* TASK TO COMPLETE *
In the entries, find all lines that hold the word "Completed" and copy them.

* RECORDS PROVIDED *
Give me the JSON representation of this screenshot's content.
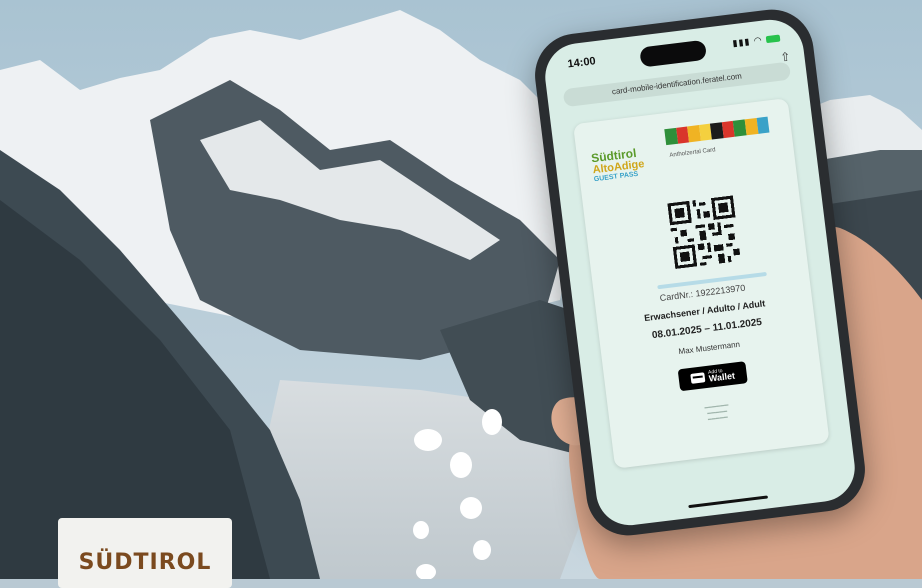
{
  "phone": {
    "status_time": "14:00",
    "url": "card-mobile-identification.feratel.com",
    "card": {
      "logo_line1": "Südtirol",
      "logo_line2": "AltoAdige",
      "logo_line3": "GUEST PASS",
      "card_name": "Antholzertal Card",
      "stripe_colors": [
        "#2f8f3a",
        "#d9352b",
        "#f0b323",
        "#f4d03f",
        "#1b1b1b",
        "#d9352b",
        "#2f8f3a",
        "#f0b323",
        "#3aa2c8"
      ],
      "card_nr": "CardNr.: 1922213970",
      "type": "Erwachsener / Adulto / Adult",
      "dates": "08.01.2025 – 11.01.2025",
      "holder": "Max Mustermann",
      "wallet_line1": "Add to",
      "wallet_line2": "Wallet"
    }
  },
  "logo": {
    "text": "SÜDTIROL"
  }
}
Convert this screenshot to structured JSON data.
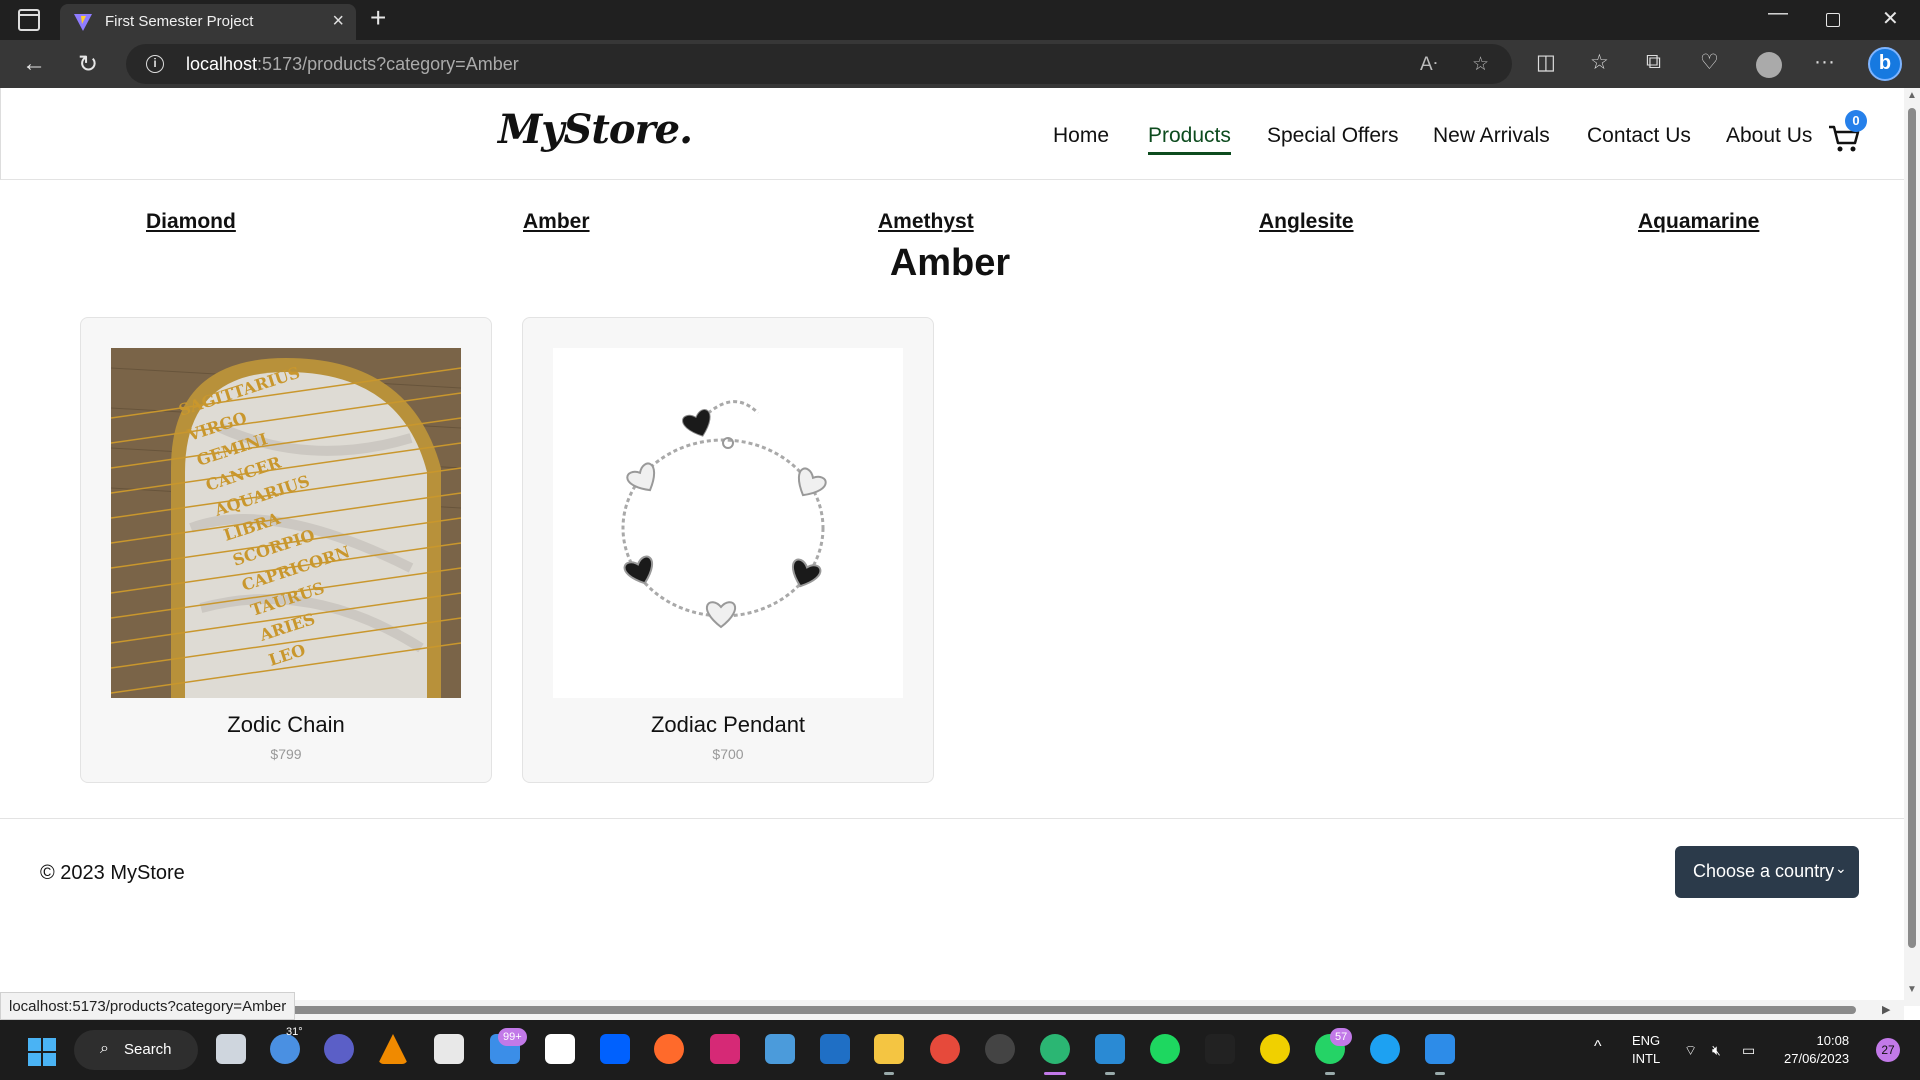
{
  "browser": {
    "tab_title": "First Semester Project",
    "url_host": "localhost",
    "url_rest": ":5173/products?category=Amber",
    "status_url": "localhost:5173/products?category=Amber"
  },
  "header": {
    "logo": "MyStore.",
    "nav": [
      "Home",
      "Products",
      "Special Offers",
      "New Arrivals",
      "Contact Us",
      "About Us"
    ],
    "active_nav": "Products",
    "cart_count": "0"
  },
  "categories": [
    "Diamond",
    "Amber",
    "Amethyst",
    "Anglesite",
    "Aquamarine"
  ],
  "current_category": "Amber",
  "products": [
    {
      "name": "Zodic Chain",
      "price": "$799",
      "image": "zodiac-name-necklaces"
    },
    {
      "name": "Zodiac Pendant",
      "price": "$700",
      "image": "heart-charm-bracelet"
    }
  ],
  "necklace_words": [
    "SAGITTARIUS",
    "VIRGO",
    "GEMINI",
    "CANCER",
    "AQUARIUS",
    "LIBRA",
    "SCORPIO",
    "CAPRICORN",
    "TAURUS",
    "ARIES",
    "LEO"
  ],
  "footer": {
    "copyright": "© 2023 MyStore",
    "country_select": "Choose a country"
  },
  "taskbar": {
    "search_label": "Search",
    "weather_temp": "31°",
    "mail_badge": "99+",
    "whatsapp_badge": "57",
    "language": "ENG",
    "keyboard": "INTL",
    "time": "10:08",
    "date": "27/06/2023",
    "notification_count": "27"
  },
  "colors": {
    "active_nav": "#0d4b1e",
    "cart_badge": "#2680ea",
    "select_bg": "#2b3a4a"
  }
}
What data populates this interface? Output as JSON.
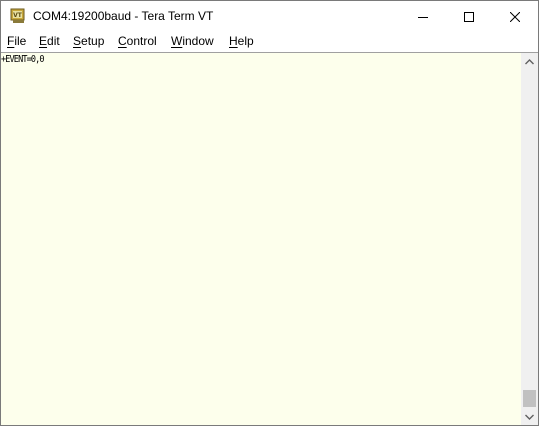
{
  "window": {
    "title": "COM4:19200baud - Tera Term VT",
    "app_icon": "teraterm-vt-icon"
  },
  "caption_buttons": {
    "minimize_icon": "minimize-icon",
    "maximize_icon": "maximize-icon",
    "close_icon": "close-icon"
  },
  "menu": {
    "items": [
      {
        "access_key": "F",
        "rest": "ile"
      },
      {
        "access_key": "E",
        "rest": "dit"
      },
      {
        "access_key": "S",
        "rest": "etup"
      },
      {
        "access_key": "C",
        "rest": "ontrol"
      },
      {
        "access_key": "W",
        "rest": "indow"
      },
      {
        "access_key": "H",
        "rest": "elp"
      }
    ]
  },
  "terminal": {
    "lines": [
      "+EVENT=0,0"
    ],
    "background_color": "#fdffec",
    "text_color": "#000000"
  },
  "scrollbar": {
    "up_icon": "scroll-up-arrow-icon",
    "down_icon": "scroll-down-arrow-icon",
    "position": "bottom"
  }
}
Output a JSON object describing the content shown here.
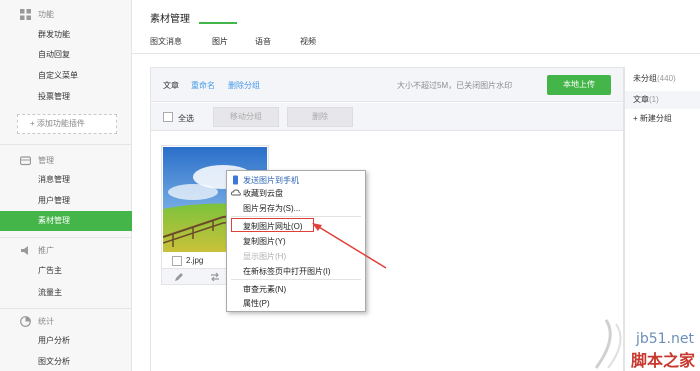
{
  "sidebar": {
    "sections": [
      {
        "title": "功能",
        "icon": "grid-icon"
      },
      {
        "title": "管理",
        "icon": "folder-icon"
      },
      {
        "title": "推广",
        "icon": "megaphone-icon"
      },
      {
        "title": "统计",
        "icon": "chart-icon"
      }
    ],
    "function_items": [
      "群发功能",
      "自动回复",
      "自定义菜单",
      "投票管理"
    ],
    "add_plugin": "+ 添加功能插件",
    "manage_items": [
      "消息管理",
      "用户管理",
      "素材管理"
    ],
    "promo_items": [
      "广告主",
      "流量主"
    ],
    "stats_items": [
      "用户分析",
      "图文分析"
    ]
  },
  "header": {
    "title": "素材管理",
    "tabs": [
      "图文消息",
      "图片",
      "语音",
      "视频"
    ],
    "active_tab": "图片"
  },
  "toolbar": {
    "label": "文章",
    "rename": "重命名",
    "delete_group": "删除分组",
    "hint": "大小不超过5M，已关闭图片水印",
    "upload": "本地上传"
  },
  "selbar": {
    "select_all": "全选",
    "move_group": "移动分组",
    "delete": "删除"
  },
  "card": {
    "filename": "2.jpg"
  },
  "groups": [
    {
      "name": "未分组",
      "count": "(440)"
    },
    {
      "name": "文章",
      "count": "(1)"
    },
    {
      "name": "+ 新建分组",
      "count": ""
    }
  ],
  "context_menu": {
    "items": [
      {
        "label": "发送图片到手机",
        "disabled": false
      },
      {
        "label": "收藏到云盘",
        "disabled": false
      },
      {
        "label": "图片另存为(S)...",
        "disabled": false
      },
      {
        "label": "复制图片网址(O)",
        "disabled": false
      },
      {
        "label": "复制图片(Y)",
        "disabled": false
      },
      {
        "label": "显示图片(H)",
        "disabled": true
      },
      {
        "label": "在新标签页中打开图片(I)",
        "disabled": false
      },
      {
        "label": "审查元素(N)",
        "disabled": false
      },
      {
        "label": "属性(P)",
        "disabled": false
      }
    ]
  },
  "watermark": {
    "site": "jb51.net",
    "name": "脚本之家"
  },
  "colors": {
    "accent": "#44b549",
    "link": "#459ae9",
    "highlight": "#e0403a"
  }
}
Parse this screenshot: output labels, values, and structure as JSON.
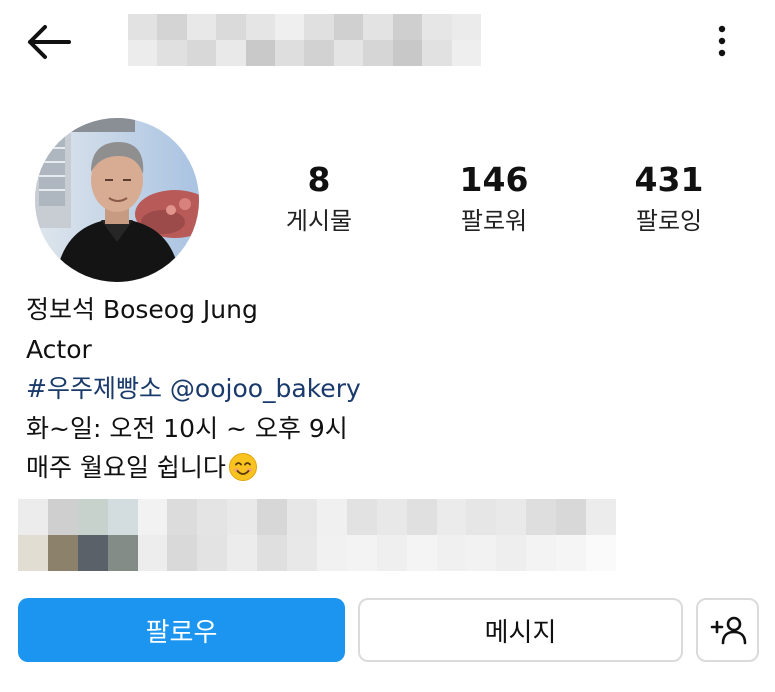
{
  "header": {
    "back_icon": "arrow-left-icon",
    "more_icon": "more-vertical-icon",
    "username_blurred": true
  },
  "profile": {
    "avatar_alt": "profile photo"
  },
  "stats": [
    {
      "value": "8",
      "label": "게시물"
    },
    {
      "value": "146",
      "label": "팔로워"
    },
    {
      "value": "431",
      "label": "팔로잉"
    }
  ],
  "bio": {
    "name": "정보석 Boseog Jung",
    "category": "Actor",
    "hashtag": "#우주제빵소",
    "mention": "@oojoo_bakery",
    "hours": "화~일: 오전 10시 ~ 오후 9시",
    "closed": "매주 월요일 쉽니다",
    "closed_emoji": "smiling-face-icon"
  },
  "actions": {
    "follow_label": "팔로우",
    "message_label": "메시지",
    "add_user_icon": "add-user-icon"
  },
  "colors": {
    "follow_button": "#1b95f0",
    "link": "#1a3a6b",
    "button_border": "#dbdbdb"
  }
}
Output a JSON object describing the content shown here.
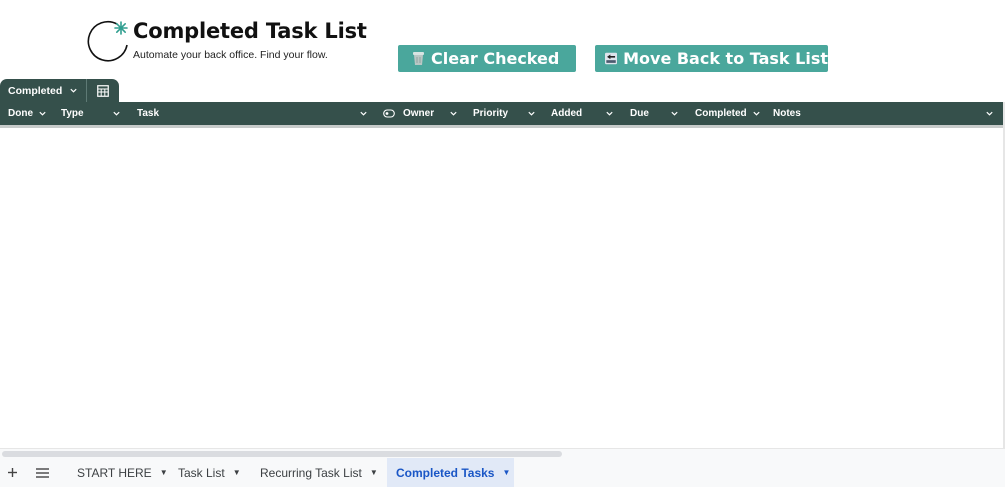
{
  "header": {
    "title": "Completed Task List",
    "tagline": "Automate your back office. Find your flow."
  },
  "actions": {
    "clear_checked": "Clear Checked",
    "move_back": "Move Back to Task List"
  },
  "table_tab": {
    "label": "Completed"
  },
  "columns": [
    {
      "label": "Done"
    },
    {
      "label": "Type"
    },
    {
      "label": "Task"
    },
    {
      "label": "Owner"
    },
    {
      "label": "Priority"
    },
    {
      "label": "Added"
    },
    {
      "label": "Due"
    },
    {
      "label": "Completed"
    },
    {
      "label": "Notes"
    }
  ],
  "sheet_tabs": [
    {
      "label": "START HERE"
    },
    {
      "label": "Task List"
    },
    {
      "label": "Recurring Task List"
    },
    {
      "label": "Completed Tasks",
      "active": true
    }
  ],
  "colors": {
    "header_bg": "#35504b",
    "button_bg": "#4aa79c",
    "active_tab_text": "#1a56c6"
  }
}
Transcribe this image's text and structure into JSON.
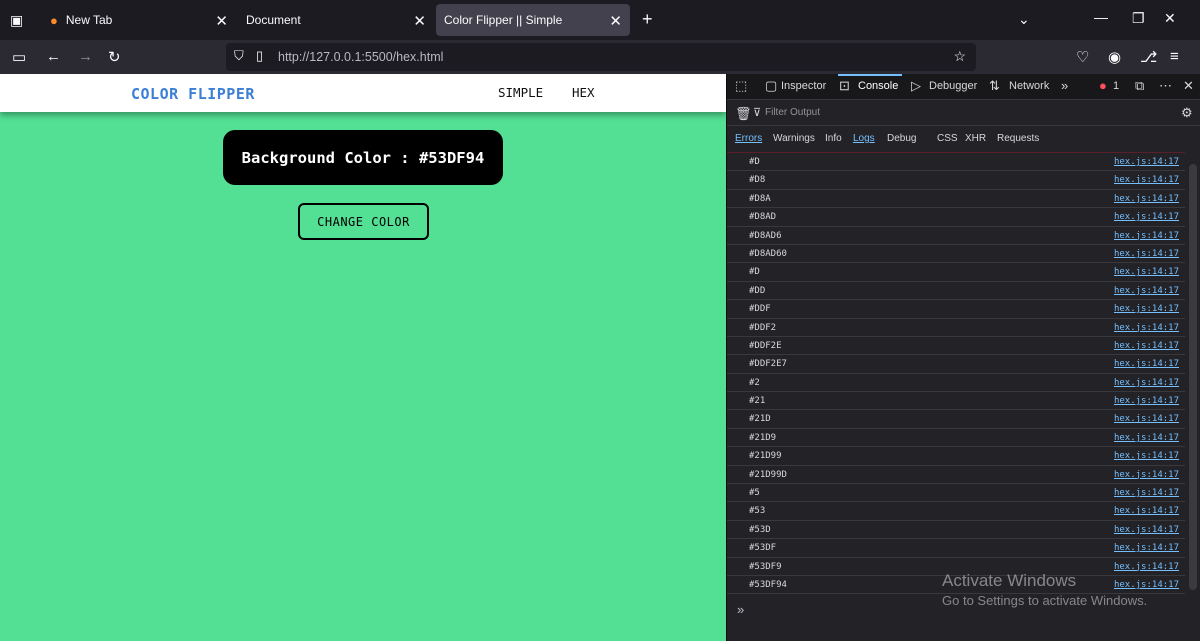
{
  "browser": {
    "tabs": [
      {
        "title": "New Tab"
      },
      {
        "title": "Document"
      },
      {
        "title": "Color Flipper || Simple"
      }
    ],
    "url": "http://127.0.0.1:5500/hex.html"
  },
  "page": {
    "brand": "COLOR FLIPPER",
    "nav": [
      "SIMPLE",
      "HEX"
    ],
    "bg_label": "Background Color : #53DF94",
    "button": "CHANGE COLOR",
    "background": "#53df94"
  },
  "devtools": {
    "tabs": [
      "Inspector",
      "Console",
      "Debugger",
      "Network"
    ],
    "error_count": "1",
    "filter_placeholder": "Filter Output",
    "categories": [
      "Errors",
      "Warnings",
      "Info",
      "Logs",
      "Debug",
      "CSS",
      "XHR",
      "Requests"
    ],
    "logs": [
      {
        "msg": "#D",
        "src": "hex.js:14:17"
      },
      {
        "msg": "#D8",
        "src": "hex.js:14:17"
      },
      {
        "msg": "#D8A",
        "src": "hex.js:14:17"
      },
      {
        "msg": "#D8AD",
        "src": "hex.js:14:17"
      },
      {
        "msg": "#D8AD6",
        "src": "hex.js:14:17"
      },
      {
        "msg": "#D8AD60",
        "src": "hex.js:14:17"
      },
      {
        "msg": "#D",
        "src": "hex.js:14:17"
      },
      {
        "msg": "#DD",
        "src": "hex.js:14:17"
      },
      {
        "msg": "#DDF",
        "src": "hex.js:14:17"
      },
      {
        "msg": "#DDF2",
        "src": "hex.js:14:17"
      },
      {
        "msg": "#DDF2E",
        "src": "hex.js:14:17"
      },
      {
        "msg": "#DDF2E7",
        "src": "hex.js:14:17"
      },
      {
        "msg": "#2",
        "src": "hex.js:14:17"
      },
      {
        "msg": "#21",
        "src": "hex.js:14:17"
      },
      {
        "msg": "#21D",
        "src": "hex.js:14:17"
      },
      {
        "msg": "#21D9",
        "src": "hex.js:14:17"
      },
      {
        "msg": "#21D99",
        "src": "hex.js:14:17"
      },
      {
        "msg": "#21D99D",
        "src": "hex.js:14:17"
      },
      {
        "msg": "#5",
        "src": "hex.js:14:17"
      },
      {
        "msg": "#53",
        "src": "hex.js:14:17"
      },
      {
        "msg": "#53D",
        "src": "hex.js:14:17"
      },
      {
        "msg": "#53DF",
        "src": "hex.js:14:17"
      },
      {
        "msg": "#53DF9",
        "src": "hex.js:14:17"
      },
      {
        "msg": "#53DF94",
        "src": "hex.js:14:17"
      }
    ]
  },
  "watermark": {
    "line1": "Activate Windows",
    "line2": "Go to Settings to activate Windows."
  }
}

* THE ANSWER *
    "title": "Completed Task List",
    "label": "Completed"
      "label": "Completed"
      "label": "Completed Tasks",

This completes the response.